- [任务列表]:
1 > 在所给文本中，答案3的代码注释说计算0到n之和用的是什么公式？
2 > 请根据所给文本，说明答案2为什么能用异或运算找出缺失的数。回答限一到三句。
3 > 请用两句话概括所给文本。

LeetCode268. Missing Number

问题

Given an array containing n distinct numbers taken from 0, 1, 2, …, n, find the one that is missing from the array.

Example 1

Input: [3,0,1]
Output: 2
Example 2

Input: [9,6,4,2,3,5,7,0,1]
Output: 8

Note:
Your algorithm should run in linear runtime complexity. Could you implement it using only constant extra space complexity?

答案1

建立标记空间，可以是数组可以使HashSet。

public int missingNumber(int[] nums) {
    int n = nums.length;
    int[] flag = new int[n + 1];
    for (int i = 0; i < n; i++) {
        flag[nums[i]] = 1;
    }
    for (int j = 0; j < n + 1; j++) {
        if (flag[j] == 0) return j;
    }
    return -1;
}

答案2

位运算。由于缺失的是0~n中的某一个数，若某数存在，则与该对应标号异或为0。将所有数组中的数与对应标号（0~n）异或，剩余数为缺失数。

public int missingNumber(int[] nums) {
    int missing = 0;
    for (int i = 0; i < nums.length + 1; i++) missing ^= i;
    for (int j = 0; j < nums.length; j++) missing ^= nums[j];
    return missing;
}

答案3

将0~n相加，减去数组中所有数，剩余即缺失数。

public int missingNumber(int[] nums) {
    //高斯求和公式
    int missing = nums.length * (nums.length + 1) / 2;
    for (int num : nums) missing -= num;
    return missing;
}

- [所给材料]:
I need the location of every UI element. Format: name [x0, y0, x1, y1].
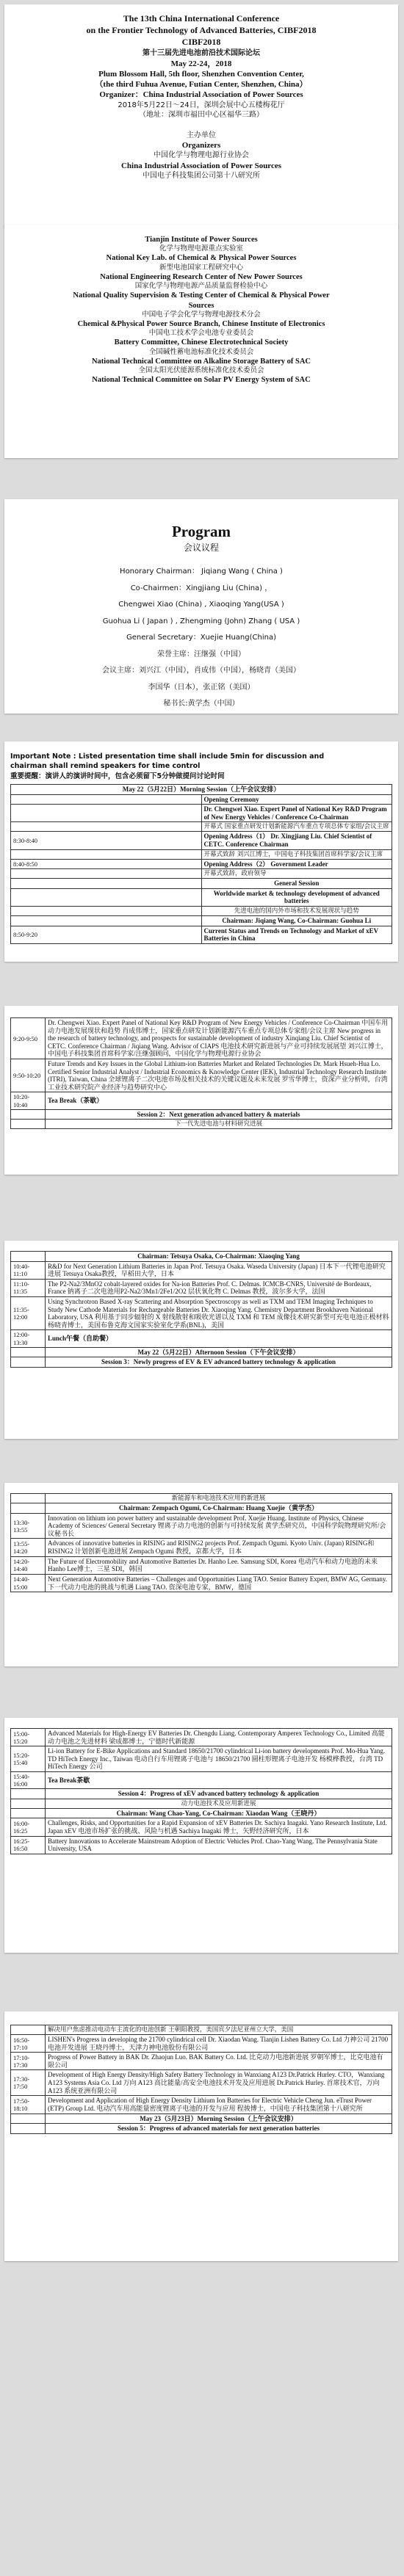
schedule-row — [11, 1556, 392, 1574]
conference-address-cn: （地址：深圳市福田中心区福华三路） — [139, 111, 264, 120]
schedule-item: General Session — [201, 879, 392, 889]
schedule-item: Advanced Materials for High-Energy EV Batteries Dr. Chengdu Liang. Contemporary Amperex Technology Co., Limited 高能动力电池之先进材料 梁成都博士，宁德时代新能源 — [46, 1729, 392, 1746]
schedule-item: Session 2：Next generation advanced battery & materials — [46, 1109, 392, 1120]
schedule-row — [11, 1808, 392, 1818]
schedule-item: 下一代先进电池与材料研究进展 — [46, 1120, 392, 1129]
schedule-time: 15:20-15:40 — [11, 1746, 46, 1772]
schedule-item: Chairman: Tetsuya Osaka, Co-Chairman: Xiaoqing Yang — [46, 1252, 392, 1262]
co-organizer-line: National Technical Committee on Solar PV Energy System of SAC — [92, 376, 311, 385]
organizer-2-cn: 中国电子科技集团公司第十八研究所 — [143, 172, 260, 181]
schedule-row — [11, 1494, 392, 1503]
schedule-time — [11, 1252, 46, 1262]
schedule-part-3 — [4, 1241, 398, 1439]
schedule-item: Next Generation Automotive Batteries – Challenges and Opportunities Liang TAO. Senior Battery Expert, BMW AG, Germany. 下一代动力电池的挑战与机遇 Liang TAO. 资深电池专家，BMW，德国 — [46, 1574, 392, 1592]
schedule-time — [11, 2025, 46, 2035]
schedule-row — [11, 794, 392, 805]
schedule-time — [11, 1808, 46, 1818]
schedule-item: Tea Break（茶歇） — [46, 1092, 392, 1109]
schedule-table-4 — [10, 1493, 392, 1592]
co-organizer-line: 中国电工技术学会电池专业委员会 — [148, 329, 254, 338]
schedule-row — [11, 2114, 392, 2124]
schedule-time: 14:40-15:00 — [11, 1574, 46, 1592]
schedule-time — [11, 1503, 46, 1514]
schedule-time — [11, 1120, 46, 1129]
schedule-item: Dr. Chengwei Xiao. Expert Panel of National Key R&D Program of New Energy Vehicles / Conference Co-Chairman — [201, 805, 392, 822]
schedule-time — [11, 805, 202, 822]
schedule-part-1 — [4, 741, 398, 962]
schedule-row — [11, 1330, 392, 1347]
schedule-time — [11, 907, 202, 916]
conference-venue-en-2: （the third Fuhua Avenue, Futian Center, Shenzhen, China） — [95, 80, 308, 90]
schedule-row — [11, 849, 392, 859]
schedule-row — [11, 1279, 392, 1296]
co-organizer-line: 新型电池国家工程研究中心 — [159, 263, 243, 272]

- [参考答案]:
1 > 高斯求和公式。

2 > 缺失的是0到n中的某一个数。凡是在数组中存在的数，与对应的标号异或后都为0。因此把数组中的所有数与标号0到n全部异或，剩下的就是缺失的数。

3 > 这道题给出一个数组，其中有从0到n中取出的n个互不相同的数，要求找出缺失的那个数，并建议以线性时间和常数额外空间完成。文本给出三种解法：第一种用数组或HashSet建立标记空间，第二种把数组中的数与标号0到n做异或，第三种把0到n相加后减去数组中的所有数。